Requirements: Below are the records. List every line holding the word "Antenna".

-- Task material start --

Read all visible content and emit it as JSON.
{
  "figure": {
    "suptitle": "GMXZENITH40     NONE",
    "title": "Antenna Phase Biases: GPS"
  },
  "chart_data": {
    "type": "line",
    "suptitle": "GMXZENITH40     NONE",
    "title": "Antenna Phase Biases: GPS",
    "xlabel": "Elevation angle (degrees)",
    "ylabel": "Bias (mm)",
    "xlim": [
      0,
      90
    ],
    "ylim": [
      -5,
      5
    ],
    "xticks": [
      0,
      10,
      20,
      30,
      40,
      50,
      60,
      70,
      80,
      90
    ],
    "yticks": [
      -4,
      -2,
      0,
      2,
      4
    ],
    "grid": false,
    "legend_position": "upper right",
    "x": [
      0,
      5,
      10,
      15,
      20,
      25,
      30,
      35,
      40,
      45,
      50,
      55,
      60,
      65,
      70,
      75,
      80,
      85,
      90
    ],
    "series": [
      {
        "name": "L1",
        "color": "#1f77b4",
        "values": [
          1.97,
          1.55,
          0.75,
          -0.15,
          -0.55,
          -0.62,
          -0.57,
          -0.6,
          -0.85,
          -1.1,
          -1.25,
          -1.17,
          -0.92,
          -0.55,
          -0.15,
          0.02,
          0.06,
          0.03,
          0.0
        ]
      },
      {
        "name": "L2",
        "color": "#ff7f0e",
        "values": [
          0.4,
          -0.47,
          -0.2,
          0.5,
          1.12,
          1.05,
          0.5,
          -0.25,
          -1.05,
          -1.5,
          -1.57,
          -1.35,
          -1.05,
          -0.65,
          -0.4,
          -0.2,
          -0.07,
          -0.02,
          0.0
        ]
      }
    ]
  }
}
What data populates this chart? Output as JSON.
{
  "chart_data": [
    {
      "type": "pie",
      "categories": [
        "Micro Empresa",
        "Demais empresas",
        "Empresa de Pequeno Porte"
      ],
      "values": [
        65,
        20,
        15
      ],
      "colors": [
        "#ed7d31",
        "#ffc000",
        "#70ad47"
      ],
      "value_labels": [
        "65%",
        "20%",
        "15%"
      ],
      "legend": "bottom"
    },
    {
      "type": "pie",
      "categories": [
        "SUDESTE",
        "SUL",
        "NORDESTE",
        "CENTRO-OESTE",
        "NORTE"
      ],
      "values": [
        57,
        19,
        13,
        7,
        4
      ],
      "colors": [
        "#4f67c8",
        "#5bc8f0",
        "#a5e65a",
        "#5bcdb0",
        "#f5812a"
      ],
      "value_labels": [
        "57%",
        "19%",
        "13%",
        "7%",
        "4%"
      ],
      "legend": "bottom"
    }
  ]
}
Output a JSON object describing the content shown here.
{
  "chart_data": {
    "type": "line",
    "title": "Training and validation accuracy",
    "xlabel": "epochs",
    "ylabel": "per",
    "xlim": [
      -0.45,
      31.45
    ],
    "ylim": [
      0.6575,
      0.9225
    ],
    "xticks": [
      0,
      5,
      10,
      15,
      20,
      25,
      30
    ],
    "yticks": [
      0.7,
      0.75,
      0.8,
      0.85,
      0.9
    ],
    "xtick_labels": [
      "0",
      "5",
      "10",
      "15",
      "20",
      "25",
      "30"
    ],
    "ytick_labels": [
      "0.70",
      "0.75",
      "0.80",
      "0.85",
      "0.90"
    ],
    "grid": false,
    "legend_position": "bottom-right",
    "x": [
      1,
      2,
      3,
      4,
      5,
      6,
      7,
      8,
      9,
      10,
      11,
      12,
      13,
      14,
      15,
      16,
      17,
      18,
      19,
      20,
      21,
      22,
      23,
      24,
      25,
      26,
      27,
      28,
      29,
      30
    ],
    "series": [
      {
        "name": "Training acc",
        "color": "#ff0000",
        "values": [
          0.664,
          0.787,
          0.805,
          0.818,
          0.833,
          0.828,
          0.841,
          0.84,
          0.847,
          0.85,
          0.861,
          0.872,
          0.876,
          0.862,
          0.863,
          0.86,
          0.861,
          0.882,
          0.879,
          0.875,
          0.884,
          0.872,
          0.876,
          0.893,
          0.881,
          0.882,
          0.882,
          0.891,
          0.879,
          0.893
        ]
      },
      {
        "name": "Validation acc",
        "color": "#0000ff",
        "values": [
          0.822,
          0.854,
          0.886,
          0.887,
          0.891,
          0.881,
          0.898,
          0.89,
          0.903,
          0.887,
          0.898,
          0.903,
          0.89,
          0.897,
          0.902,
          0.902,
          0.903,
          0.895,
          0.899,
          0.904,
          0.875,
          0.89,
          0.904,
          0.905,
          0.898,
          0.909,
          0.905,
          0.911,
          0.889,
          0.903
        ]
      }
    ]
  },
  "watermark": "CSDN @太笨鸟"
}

-- Task material end --

Answer for the task:
    "title": "Antenna Phase Biases: GPS"
    "title": "Antenna Phase Biases: GPS",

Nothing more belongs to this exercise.